Reproduce the following material line for line without changing anything.

******

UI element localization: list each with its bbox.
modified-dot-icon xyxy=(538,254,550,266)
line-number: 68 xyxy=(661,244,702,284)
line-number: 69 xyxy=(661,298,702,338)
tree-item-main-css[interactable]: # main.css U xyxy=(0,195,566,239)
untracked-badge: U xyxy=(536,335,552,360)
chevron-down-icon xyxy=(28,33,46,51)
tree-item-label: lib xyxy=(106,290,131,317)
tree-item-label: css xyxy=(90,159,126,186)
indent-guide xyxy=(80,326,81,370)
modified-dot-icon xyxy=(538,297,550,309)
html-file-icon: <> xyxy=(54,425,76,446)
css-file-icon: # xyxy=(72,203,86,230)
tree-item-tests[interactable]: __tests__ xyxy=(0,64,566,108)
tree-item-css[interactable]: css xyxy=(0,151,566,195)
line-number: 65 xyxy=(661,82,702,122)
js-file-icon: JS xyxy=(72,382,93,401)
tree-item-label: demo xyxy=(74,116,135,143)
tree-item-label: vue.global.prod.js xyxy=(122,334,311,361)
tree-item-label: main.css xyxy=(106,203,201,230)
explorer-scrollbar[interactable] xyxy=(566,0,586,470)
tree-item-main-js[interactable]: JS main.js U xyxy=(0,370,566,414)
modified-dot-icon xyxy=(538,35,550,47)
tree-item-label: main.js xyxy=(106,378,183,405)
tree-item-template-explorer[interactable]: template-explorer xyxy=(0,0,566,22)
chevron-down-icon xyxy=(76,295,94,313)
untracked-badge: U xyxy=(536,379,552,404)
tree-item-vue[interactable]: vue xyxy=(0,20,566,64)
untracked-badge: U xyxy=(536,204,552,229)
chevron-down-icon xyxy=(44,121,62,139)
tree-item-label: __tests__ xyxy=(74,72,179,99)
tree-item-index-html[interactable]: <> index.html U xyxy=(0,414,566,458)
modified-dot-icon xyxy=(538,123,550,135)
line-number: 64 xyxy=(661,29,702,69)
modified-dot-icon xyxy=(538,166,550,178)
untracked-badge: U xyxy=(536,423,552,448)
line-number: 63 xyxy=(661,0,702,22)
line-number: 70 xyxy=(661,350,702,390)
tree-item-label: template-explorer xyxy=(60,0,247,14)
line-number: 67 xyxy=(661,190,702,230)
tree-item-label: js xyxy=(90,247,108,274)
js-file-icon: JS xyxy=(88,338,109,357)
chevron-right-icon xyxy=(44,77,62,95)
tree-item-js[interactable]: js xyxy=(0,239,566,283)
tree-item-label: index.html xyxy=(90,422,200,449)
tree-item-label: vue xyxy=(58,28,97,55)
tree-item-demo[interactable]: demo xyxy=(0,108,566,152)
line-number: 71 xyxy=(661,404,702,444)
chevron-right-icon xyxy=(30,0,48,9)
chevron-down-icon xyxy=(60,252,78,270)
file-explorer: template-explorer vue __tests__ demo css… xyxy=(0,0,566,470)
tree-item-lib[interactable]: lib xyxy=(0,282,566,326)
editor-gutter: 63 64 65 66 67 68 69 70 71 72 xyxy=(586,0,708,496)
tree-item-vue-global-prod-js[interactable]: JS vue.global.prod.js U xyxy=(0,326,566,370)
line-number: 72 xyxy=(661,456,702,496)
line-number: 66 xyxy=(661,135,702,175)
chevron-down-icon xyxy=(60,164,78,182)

******

__THE ANSWER__
UI element localization: list each with its bbox.
modified-dot-icon xyxy=(538,254,550,266)
line-number: 68 xyxy=(661,244,702,284)
line-number: 69 xyxy=(661,298,702,338)
tree-item-main-css[interactable]: # main.css U xyxy=(0,195,566,239)
untracked-badge: U xyxy=(536,335,552,360)
chevron-down-icon xyxy=(28,33,46,51)
tree-item-label: lib xyxy=(106,290,131,317)
tree-item-label: css xyxy=(90,159,126,186)
indent-guide xyxy=(80,326,81,370)
modified-dot-icon xyxy=(538,297,550,309)
html-file-icon: <> xyxy=(54,425,76,446)
css-file-icon: # xyxy=(72,203,86,230)
tree-item-tests[interactable]: __tests__ xyxy=(0,64,566,108)
tree-item-css[interactable]: css xyxy=(0,151,566,195)
line-number: 65 xyxy=(661,82,702,122)
js-file-icon: JS xyxy=(72,382,93,401)
tree-item-label: demo xyxy=(74,116,135,143)
tree-item-label: vue.global.prod.js xyxy=(122,334,311,361)
tree-item-label: main.css xyxy=(106,203,201,230)
explorer-scrollbar[interactable] xyxy=(566,0,586,470)
tree-item-main-js[interactable]: JS main.js U xyxy=(0,370,566,414)
modified-dot-icon xyxy=(538,35,550,47)
tree-item-label: main.js xyxy=(106,378,183,405)
tree-item-template-explorer[interactable]: template-explorer xyxy=(0,0,566,22)
chevron-down-icon xyxy=(76,295,94,313)
untracked-badge: U xyxy=(536,379,552,404)
tree-item-vue[interactable]: vue xyxy=(0,20,566,64)
untracked-badge: U xyxy=(536,204,552,229)
chevron-down-icon xyxy=(44,121,62,139)
tree-item-label: __tests__ xyxy=(74,72,179,99)
tree-item-index-html[interactable]: <> index.html U xyxy=(0,414,566,458)
modified-dot-icon xyxy=(538,123,550,135)
line-number: 64 xyxy=(661,29,702,69)
modified-dot-icon xyxy=(538,166,550,178)
untracked-badge: U xyxy=(536,423,552,448)
line-number: 63 xyxy=(661,0,702,22)
line-number: 70 xyxy=(661,350,702,390)
tree-item-label: template-explorer xyxy=(60,0,247,14)
line-number: 67 xyxy=(661,190,702,230)
tree-item-label: js xyxy=(90,247,108,274)
js-file-icon: JS xyxy=(88,338,109,357)
chevron-right-icon xyxy=(44,77,62,95)
tree-item-js[interactable]: js xyxy=(0,239,566,283)
tree-item-label: index.html xyxy=(90,422,200,449)
tree-item-label: vue xyxy=(58,28,97,55)
tree-item-demo[interactable]: demo xyxy=(0,108,566,152)
line-number: 71 xyxy=(661,404,702,444)
chevron-right-icon xyxy=(30,0,48,9)
chevron-down-icon xyxy=(60,252,78,270)
file-explorer: template-explorer vue __tests__ demo css… xyxy=(0,0,566,470)
tree-item-lib[interactable]: lib xyxy=(0,282,566,326)
editor-gutter: 63 64 65 66 67 68 69 70 71 72 xyxy=(586,0,708,496)
tree-item-vue-global-prod-js[interactable]: JS vue.global.prod.js U xyxy=(0,326,566,370)
line-number: 72 xyxy=(661,456,702,496)
line-number: 66 xyxy=(661,135,702,175)
chevron-down-icon xyxy=(60,164,78,182)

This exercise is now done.